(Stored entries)
═══

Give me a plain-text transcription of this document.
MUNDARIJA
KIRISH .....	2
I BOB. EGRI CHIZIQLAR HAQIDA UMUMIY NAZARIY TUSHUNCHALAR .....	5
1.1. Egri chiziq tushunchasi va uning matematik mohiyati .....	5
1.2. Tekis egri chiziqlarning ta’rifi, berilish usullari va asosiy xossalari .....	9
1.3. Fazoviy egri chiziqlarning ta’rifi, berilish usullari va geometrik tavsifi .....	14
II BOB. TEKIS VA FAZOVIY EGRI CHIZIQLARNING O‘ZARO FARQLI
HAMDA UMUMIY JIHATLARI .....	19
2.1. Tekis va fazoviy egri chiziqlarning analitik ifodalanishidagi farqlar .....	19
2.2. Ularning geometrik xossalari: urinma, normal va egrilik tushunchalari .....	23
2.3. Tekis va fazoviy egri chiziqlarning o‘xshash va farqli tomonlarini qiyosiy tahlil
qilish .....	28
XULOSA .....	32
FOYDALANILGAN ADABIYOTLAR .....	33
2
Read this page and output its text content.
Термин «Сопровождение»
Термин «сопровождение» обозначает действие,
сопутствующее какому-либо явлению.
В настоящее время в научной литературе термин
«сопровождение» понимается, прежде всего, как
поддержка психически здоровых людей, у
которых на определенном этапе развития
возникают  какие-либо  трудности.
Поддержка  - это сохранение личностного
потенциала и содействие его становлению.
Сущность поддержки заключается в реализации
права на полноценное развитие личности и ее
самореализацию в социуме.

═══

Written request »
Pick out the lines that contain "berilish" and copy them.

Response »
1.2. Tekis egri chiziqlarning ta’rifi, berilish usullari va asosiy xossalari .....	9
1.3. Fazoviy egri chiziqlarning ta’rifi, berilish usullari va geometrik tavsifi .....	14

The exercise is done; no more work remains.